BEGIN Supplied records

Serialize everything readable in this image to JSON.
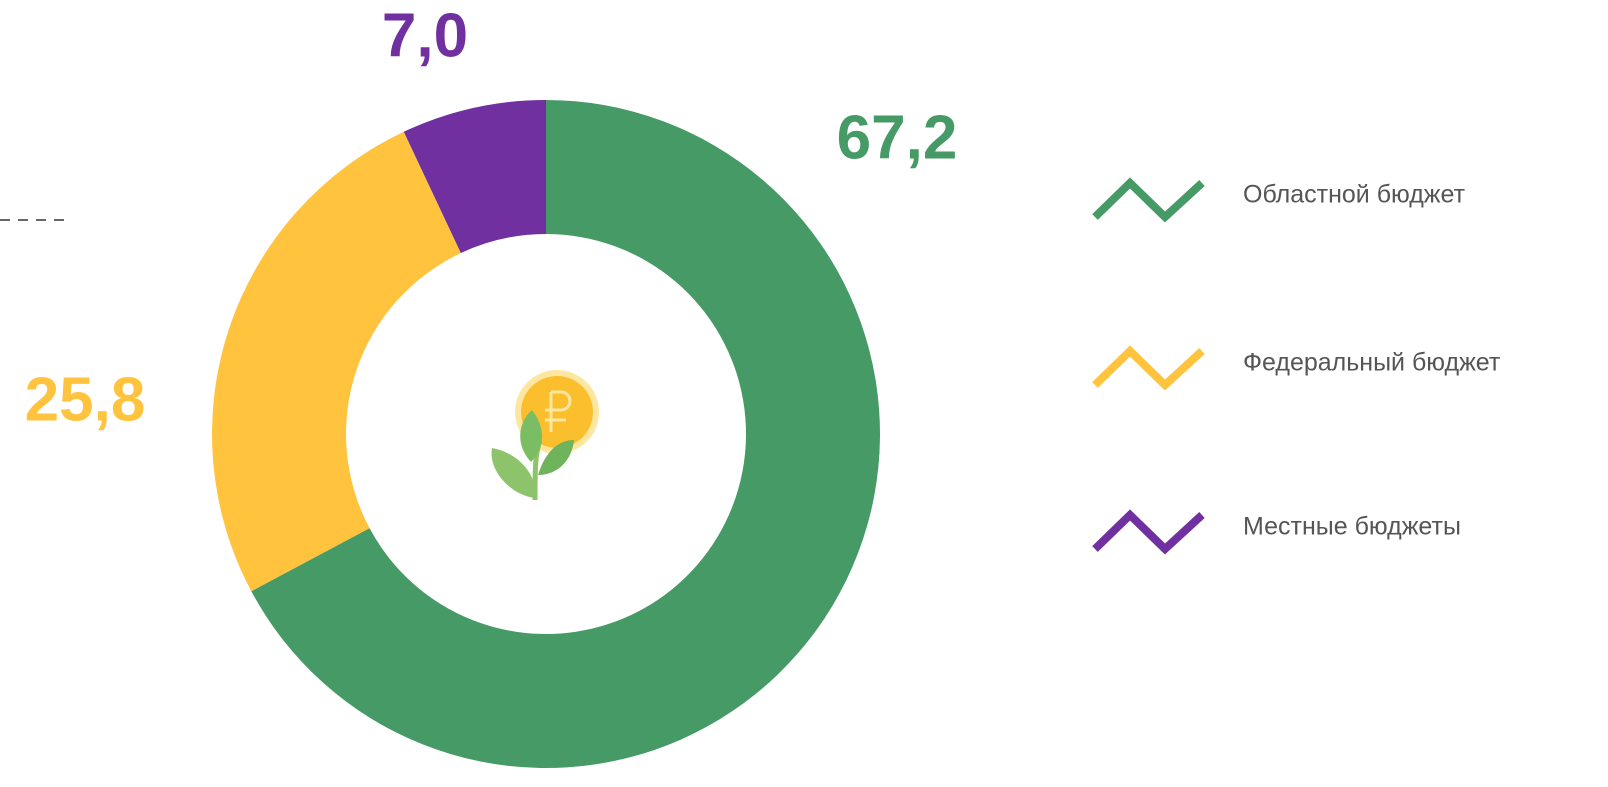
{
  "chart_data": {
    "type": "donut",
    "categories": [
      "Областной бюджет",
      "Федеральный бюджет",
      "Местные бюджеты"
    ],
    "values": [
      67.2,
      25.8,
      7.0
    ],
    "value_labels": [
      "67,2",
      "25,8",
      "7,0"
    ],
    "colors": [
      "#469a66",
      "#ffc33e",
      "#7030a0"
    ]
  }
}
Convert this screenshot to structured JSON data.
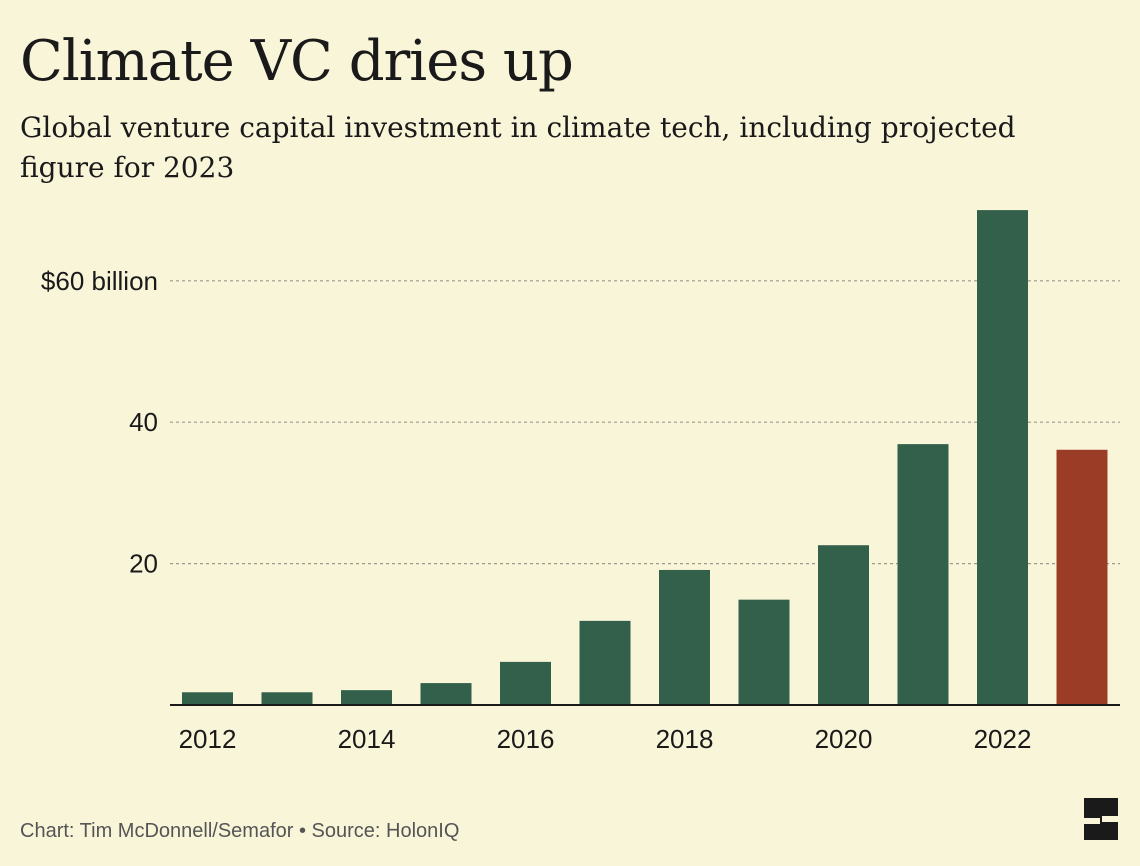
{
  "header": {
    "title": "Climate VC dries up",
    "subtitle": "Global venture capital investment in climate tech, including projected figure for 2023"
  },
  "footer": {
    "credit": "Chart: Tim McDonnell/Semafor • Source: HolonIQ"
  },
  "logo": {
    "icon": "semafor-logo-icon"
  },
  "colors": {
    "background": "#f9f5d9",
    "bar": "#33604a",
    "projected_bar": "#9b3d26",
    "grid": "#9a9a8a",
    "axis": "#1a1a1a",
    "text": "#1a1a1a"
  },
  "chart_data": {
    "type": "bar",
    "title": "Climate VC dries up",
    "subtitle": "Global venture capital investment in climate tech, including projected figure for 2023",
    "xlabel": "",
    "ylabel": "",
    "categories": [
      "2012",
      "2013",
      "2014",
      "2015",
      "2016",
      "2017",
      "2018",
      "2019",
      "2020",
      "2021",
      "2022",
      "2023"
    ],
    "x_tick_labels": [
      "2012",
      "2014",
      "2016",
      "2018",
      "2020",
      "2022"
    ],
    "values": [
      1.8,
      1.8,
      2.1,
      3.1,
      6.1,
      11.9,
      19.1,
      14.9,
      22.6,
      36.9,
      70.0,
      36.1
    ],
    "projected": [
      false,
      false,
      false,
      false,
      false,
      false,
      false,
      false,
      false,
      false,
      false,
      true
    ],
    "y_ticks": [
      {
        "value": 20,
        "label": "20"
      },
      {
        "value": 40,
        "label": "40"
      },
      {
        "value": 60,
        "label": "$60 billion"
      }
    ],
    "ylim": [
      0,
      70
    ],
    "grid": true,
    "legend": "none"
  }
}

END Supplied records

* **Task statement**
Provide the count, and nothing else, of lines in the data above where the word "investment" occurs.

* **Result for this task**
2